### Supplied material
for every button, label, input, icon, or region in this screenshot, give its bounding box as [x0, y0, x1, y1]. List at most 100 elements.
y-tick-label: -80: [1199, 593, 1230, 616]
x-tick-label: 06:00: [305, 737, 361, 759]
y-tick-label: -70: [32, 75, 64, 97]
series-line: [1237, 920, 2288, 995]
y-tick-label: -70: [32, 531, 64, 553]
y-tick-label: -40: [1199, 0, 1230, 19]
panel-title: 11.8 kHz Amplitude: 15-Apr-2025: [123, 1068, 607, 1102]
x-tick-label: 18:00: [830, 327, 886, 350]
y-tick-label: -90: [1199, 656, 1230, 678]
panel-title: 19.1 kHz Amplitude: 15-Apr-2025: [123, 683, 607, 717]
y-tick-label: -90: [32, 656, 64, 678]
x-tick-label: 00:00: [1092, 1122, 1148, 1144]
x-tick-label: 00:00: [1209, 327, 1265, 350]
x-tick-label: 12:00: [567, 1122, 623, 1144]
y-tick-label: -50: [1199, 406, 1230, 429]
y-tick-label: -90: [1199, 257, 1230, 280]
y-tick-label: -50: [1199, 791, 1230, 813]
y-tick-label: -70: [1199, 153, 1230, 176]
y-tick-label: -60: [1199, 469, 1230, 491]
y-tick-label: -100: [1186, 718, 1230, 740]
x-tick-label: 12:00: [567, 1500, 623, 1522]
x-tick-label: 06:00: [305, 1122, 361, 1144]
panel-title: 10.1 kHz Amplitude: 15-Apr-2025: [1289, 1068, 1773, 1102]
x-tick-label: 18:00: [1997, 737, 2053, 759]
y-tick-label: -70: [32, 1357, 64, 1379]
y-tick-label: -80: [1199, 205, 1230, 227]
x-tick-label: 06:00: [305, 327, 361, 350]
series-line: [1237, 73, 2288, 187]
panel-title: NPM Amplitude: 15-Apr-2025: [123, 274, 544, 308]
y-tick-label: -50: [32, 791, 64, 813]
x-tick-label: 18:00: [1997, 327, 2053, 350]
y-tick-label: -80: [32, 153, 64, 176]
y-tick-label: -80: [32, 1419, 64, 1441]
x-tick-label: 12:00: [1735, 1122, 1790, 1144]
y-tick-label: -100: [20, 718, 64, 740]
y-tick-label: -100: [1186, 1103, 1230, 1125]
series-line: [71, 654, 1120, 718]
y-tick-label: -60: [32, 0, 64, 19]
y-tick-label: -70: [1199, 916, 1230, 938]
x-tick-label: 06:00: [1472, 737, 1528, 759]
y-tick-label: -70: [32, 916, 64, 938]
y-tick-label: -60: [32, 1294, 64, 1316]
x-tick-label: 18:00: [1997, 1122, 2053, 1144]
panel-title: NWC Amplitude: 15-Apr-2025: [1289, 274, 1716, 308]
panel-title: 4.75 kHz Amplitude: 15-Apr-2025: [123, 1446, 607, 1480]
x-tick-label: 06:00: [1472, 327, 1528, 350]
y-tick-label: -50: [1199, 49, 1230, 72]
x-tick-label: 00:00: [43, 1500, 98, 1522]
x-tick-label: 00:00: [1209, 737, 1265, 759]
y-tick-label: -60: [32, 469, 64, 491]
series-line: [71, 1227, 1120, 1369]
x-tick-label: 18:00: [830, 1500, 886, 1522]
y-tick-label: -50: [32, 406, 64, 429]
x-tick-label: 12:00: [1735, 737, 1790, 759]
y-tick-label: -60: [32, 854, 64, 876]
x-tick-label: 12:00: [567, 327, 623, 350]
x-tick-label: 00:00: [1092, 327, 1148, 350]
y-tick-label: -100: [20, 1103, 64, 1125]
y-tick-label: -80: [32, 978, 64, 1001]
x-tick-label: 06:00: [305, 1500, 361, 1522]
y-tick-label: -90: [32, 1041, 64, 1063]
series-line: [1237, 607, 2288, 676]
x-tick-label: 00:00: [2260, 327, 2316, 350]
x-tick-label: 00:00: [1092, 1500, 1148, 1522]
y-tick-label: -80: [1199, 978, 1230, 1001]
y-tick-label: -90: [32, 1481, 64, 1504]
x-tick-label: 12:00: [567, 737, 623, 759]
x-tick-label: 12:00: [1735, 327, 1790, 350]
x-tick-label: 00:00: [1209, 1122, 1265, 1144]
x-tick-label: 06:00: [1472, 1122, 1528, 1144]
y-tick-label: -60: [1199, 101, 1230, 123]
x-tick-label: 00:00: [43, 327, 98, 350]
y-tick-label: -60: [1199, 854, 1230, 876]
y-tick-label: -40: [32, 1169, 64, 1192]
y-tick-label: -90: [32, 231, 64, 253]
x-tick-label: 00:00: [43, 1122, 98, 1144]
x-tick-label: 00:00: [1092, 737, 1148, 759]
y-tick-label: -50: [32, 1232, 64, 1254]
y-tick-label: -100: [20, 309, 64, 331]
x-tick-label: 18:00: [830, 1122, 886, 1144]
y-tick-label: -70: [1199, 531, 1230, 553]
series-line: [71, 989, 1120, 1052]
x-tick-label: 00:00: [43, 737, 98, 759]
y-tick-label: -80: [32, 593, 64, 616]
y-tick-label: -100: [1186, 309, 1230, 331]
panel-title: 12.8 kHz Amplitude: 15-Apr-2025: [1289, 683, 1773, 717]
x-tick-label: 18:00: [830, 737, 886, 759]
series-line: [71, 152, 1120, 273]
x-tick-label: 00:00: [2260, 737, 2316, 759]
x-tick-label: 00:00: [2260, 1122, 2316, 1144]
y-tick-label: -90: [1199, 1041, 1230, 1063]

...

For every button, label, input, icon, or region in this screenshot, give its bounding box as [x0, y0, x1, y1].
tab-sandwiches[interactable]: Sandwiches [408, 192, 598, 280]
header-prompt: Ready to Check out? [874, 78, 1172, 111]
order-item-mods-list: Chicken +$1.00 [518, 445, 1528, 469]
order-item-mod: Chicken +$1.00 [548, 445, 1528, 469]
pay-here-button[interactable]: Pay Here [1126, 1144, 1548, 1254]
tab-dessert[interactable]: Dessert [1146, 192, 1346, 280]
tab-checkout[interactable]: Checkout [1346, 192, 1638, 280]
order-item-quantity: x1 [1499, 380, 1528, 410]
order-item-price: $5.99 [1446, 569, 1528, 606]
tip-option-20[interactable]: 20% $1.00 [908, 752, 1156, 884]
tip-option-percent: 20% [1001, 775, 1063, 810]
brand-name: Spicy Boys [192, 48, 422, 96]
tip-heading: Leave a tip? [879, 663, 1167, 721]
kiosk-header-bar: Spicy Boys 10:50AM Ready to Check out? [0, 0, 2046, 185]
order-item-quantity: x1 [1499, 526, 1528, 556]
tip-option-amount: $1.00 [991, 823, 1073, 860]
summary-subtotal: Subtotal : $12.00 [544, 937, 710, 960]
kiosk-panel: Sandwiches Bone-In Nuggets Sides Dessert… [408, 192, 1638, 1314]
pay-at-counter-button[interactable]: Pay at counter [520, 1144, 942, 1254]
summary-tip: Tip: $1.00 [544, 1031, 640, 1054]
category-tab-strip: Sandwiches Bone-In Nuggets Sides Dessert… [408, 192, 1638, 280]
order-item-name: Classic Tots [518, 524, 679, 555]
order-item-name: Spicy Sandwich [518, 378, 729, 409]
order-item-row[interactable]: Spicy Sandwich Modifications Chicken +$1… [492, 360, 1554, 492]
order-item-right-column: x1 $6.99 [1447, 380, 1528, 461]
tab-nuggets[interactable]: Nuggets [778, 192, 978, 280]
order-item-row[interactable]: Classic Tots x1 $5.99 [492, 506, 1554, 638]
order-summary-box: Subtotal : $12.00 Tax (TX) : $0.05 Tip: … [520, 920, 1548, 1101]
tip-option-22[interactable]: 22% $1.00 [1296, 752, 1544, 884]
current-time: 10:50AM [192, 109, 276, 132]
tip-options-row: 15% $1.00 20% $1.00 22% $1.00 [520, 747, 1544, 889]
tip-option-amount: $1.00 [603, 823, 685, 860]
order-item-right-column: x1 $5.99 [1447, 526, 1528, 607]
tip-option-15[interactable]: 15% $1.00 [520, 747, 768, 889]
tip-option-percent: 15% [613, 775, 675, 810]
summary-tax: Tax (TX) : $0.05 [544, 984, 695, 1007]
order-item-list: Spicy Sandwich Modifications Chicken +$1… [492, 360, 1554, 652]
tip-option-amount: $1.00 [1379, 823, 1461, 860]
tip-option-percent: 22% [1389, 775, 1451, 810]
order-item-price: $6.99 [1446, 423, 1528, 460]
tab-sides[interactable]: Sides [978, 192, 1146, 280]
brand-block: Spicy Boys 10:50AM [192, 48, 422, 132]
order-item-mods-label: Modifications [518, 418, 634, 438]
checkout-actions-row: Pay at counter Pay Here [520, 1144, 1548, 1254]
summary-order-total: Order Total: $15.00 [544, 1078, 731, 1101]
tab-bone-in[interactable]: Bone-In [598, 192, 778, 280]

### Objective
Reproduce the rows verbatim, beginning with the row that contains "most 100 elements." and stopping after the row that contains "x-tick-label: 18:00: [830, 327, 886, 350]".

### Result below
for every button, label, input, icon, or region in this screenshot, give its bounding box as [x0, y0, x1, y1]. List at most 100 elements.
y-tick-label: -80: [1199, 593, 1230, 616]
x-tick-label: 06:00: [305, 737, 361, 759]
y-tick-label: -70: [32, 75, 64, 97]
series-line: [1237, 920, 2288, 995]
y-tick-label: -70: [32, 531, 64, 553]
y-tick-label: -40: [1199, 0, 1230, 19]
panel-title: 11.8 kHz Amplitude: 15-Apr-2025: [123, 1068, 607, 1102]
x-tick-label: 18:00: [830, 327, 886, 350]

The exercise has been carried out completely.